* [WHAT NEEDS TO BE DONE]: The entries below need to be written out exactly, with no pictures included.

Data records

+ + + + +

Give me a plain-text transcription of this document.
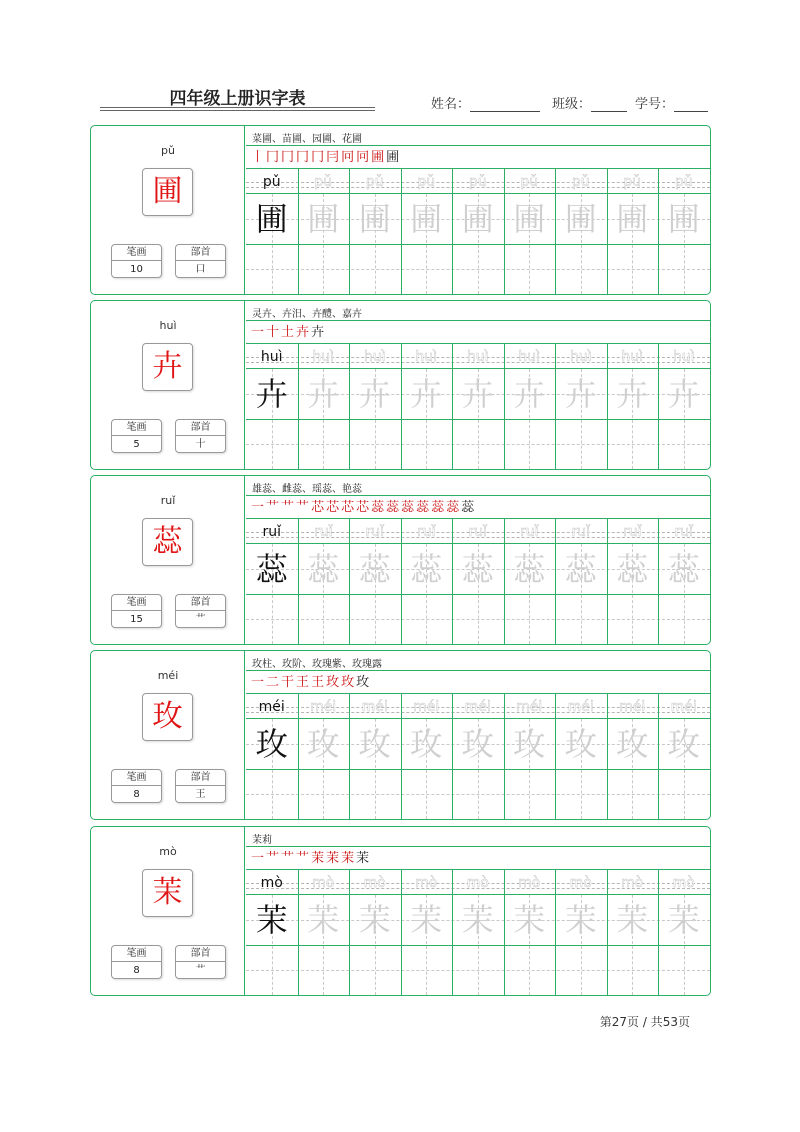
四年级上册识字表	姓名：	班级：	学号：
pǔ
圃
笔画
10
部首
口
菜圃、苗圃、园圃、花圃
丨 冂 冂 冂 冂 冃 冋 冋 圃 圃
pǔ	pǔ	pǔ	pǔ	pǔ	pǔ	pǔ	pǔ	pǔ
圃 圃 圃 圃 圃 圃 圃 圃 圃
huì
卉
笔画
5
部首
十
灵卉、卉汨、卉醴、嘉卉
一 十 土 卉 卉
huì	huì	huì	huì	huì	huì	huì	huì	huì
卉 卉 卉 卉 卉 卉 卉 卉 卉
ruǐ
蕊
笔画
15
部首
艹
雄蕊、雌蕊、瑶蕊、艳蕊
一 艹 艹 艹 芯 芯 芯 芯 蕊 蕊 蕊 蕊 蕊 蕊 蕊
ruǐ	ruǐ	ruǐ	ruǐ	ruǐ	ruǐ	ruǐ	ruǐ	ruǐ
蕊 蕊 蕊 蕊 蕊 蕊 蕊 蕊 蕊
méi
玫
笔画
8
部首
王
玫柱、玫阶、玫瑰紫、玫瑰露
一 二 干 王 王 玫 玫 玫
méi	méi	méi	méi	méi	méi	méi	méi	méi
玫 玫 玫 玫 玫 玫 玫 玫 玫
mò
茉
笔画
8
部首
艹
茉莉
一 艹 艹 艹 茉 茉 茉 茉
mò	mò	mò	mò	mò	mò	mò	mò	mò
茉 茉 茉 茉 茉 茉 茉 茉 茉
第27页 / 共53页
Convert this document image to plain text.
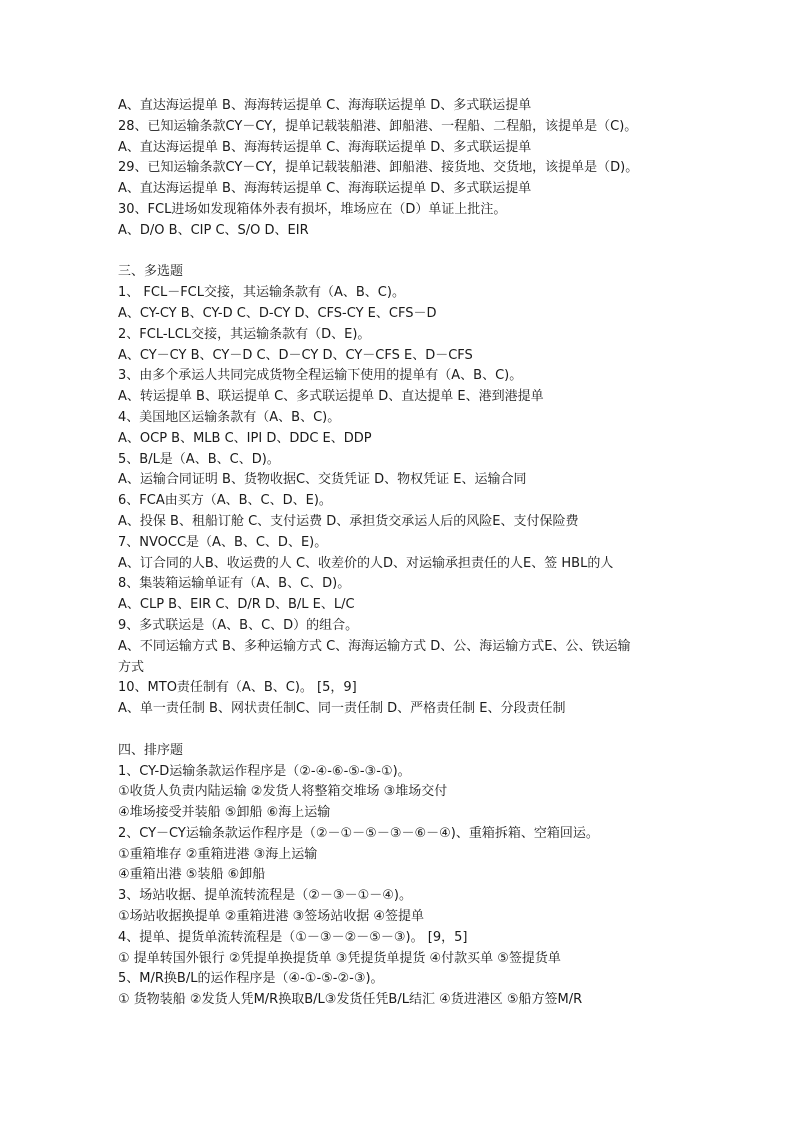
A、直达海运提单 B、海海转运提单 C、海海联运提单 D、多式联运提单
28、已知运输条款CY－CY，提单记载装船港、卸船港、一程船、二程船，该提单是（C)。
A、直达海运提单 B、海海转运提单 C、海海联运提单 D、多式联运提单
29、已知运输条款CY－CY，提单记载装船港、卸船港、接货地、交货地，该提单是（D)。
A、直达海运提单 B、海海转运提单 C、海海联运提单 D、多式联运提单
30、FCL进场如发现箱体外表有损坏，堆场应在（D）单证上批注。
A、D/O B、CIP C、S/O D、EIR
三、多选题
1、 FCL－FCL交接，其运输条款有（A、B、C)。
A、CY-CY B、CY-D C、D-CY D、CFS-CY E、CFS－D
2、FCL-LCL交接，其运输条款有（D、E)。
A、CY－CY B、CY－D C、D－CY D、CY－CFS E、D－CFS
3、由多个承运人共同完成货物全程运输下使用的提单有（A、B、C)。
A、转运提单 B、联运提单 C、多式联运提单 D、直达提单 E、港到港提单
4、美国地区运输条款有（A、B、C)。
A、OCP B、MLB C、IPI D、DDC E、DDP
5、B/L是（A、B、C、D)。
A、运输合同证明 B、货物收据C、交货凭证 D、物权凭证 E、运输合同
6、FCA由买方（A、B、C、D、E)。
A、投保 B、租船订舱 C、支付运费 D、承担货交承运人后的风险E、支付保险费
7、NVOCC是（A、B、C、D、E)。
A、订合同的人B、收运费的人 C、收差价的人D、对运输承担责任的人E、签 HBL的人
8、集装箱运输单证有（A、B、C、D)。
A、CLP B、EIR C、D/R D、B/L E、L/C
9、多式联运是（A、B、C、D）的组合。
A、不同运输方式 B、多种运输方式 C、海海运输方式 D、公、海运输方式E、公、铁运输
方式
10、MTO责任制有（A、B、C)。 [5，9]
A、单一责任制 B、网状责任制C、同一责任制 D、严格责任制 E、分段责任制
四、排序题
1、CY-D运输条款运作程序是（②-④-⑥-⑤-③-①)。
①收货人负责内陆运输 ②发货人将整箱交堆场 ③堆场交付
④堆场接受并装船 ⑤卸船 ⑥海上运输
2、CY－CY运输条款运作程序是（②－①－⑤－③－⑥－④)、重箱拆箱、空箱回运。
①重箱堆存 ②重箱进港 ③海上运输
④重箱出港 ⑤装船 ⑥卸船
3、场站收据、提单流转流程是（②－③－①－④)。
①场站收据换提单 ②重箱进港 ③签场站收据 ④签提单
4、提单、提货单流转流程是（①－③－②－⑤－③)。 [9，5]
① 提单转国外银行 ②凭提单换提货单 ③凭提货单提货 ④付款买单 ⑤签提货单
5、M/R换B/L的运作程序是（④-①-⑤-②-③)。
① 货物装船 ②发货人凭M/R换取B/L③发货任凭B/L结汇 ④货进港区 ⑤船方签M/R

+ + + + +

* [SOLVED EXERCISE]:
Give me a plain-text transcription of this document.
四年级上册识字表	姓名：	班级：	学号：
pǔ
圃
笔画
10
部首
口
菜圃、苗圃、园圃、花圃
丨 冂 冂 冂 冂 冃 冋 冋 圃 圃
pǔ	pǔ	pǔ	pǔ	pǔ	pǔ	pǔ	pǔ	pǔ
圃 圃 圃 圃 圃 圃 圃 圃 圃
huì
卉
笔画
5
部首
十
灵卉、卉汨、卉醴、嘉卉
一 十 土 卉 卉
huì	huì	huì	huì	huì	huì	huì	huì	huì
卉 卉 卉 卉 卉 卉 卉 卉 卉
ruǐ
蕊
笔画
15
部首
艹
雄蕊、雌蕊、瑶蕊、艳蕊
一 艹 艹 艹 芯 芯 芯 芯 蕊 蕊 蕊 蕊 蕊 蕊 蕊
ruǐ	ruǐ	ruǐ	ruǐ	ruǐ	ruǐ	ruǐ	ruǐ	ruǐ
蕊 蕊 蕊 蕊 蕊 蕊 蕊 蕊 蕊
méi
玫
笔画
8
部首
王
玫柱、玫阶、玫瑰紫、玫瑰露
一 二 干 王 王 玫 玫 玫
méi	méi	méi	méi	méi	méi	méi	méi	méi
玫 玫 玫 玫 玫 玫 玫 玫 玫
mò
茉
笔画
8
部首
艹
茉莉
一 艹 艹 艹 茉 茉 茉 茉
mò	mò	mò	mò	mò	mò	mò	mò	mò
茉 茉 茉 茉 茉 茉 茉 茉 茉
第27页 / 共53页
Convert this document image to plain text.
A、直达海运提单 B、海海转运提单 C、海海联运提单 D、多式联运提单
28、已知运输条款CY－CY，提单记载装船港、卸船港、一程船、二程船，该提单是（C)。
A、直达海运提单 B、海海转运提单 C、海海联运提单 D、多式联运提单
29、已知运输条款CY－CY，提单记载装船港、卸船港、接货地、交货地，该提单是（D)。
A、直达海运提单 B、海海转运提单 C、海海联运提单 D、多式联运提单
30、FCL进场如发现箱体外表有损坏，堆场应在（D）单证上批注。
A、D/O B、CIP C、S/O D、EIR
三、多选题
1、 FCL－FCL交接，其运输条款有（A、B、C)。
A、CY-CY B、CY-D C、D-CY D、CFS-CY E、CFS－D
2、FCL-LCL交接，其运输条款有（D、E)。
A、CY－CY B、CY－D C、D－CY D、CY－CFS E、D－CFS
3、由多个承运人共同完成货物全程运输下使用的提单有（A、B、C)。
A、转运提单 B、联运提单 C、多式联运提单 D、直达提单 E、港到港提单
4、美国地区运输条款有（A、B、C)。
A、OCP B、MLB C、IPI D、DDC E、DDP
5、B/L是（A、B、C、D)。
A、运输合同证明 B、货物收据C、交货凭证 D、物权凭证 E、运输合同
6、FCA由买方（A、B、C、D、E)。
A、投保 B、租船订舱 C、支付运费 D、承担货交承运人后的风险E、支付保险费
7、NVOCC是（A、B、C、D、E)。
A、订合同的人B、收运费的人 C、收差价的人D、对运输承担责任的人E、签 HBL的人
8、集装箱运输单证有（A、B、C、D)。
A、CLP B、EIR C、D/R D、B/L E、L/C
9、多式联运是（A、B、C、D）的组合。
A、不同运输方式 B、多种运输方式 C、海海运输方式 D、公、海运输方式E、公、铁运输
方式
10、MTO责任制有（A、B、C)。 [5，9]
A、单一责任制 B、网状责任制C、同一责任制 D、严格责任制 E、分段责任制
四、排序题
1、CY-D运输条款运作程序是（②-④-⑥-⑤-③-①)。
①收货人负责内陆运输 ②发货人将整箱交堆场 ③堆场交付
④堆场接受并装船 ⑤卸船 ⑥海上运输
2、CY－CY运输条款运作程序是（②－①－⑤－③－⑥－④)、重箱拆箱、空箱回运。
①重箱堆存 ②重箱进港 ③海上运输
④重箱出港 ⑤装船 ⑥卸船
3、场站收据、提单流转流程是（②－③－①－④)。
①场站收据换提单 ②重箱进港 ③签场站收据 ④签提单
4、提单、提货单流转流程是（①－③－②－⑤－③)。 [9，5]
① 提单转国外银行 ②凭提单换提货单 ③凭提货单提货 ④付款买单 ⑤签提货单
5、M/R换B/L的运作程序是（④-①-⑤-②-③)。
① 货物装船 ②发货人凭M/R换取B/L③发货任凭B/L结汇 ④货进港区 ⑤船方签M/R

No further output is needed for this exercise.